Start DOCUMENT EXTRACT
(a) Method of accounting. (1) Section 818(a)(1) provides the general rule that all computations entering into the determination of taxes imposed by part I, subchapter L, chapter 1 of the Code, shall be made under an accrual method of accounting. Thus, the over-all method of accounting for life insurance companies shall be the accrual method. Except as otherwise provided in part I, the term “accrual method” shall have the same meaning and application in section 818 as it does under section 446 (relating to general rule for methods of accounting) and the regulations thereunder. For general rules relating to the taxable year for inclusion of income and deduction of expenses under an accrual method of accounting, see sections 451 and 461 and the regulations thereunder.
(2) Section 818(a)(2) provides that, to the extent permitted under this section, a life insurance company's method of accounting may be a combination of the accrual method with any other method of accounting permitted by chapter 1 of the Internal Revenue Code of 1954, other than the cash receipts and disbursements method. Thus, section 818(a)(2) specifically prohibits the use by a life insurance company of the cash receipts and disbursements method either separately or in combination with a permissible method of accounting. The term “method of accounting” includes not only the over-all method of accounting of the taxpayer but also the accounting treatment of any item. For purposes of section 818(a)(2), a life insurance company may elect to compute its taxable income under an over-all method of accounting consisting of the accrual method combined with the special methods of accounting for particular items of income and expense provided under other sections of chapter 1 of the Internal Revenue Code of 1954, other than the cash receipts and disbursements method. These methods of accounting for special items include the accounting treatment provided for depreciation (section 167), research and experimental expenditures (section 174), soil and water conservation expenditures (section 175), organizational expenditures (section 248), etc. In addition, a life insurance company may, where applicable, use the crop method of accounting (as provided in the regulations under sections 61 and 162), and the installment method of accounting for sales of realty and casual sales of personalty (as provided in section 453(b)). To the extent not inconsistent with the provisions of the Internal Revenue Code of 1954 or the regulations thereunder and the method of accounting adopted by the taxpayer pursuant to this section, all computations entering into the determination of taxes imposed by part I shall be made in a manner consistent with the manner required for purposes of the annual statement approved by the National Association of Insurance Commissioners.
(3)(i) An election to use any of the special methods of accounting referred to in subparagraph (2) of this paragraph which was made pursuant to any provisions of the Internal Revenue Code of 1954 or prior revenue laws for purposes of determining a company's tax liabilities for prior years, shall have the same force and effect in determining the items of gross investment income under section 804(b) and the items of deduction under section 804(c) of the Life Insurance Company Income Tax Act of 1959 (73 Stat. 112) as if such Act had not been enacted.
End DOCUMENT EXTRACT
Start STORED ROWS
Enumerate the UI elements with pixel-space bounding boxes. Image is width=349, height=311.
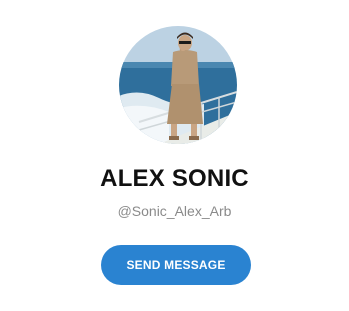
profile-handle: @Sonic_Alex_Arb: [117, 203, 232, 219]
avatar: [119, 26, 237, 144]
avatar-photo: [119, 26, 237, 144]
profile-name: ALEX SONIC: [100, 165, 249, 192]
send-message-button[interactable]: SEND MESSAGE: [101, 245, 251, 285]
profile-card: ALEX SONIC @Sonic_Alex_Arb SEND MESSAGE: [0, 0, 349, 311]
End STORED ROWS
== SET EXERCISE A ==
In the life insurance accounting regulation, list every item in the sentence beginning "These methods of accounting for special items include," and give the section number for each.
== SET EXERCISE B ==
Under the life insurance accounting regulation, which method does section 818(a)(2) bar a life insurance company from using, whether alone or combined with a permissible method?
== SET EXERCISE C ==
Render this sentence from the life insurance accounting regulation in Spanish: "Thus, the over-all method of accounting for life insurance companies shall be the accrual method."
The listings have no connection to the life insurance accounting regulation.

== FULL ANSWER A ==
Depreciation (section 167); research and experimental expenditures (section 174); soil and water conservation expenditures (section 175); organizational expenditures (section 248)

== FULL ANSWER B ==
The cash receipts and disbursements method.

== FULL ANSWER C ==
Por lo tanto, el método general de contabilidad de las compañías de seguros de vida será el método de lo devengado.